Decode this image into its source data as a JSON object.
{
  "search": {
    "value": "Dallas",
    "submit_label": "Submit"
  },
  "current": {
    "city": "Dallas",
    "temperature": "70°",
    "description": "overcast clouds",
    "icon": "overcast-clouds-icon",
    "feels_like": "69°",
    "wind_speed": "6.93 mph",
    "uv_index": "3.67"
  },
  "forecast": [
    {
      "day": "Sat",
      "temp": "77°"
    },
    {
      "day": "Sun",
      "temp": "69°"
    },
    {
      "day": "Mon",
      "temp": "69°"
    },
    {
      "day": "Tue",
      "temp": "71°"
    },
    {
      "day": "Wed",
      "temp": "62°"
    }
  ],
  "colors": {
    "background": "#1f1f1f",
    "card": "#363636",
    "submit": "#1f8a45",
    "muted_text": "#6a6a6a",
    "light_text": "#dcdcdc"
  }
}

-------

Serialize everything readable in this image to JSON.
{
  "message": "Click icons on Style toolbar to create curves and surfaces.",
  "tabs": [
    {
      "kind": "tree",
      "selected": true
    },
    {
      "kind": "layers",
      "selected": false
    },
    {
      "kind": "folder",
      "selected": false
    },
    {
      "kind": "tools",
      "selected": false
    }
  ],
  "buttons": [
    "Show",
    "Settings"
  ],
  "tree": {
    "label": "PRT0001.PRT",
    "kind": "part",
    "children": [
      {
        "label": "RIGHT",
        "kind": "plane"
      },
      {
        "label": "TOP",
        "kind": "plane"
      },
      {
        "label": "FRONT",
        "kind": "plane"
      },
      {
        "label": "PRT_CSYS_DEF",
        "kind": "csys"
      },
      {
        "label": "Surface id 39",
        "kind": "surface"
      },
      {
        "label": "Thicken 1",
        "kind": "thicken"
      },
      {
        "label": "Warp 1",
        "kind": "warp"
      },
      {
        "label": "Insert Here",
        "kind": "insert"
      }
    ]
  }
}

-------

**Aim**
From the entries above, return each line with the word "overcast" in it.

**Final result**
    "description": "overcast clouds",
    "icon": "overcast-clouds-icon",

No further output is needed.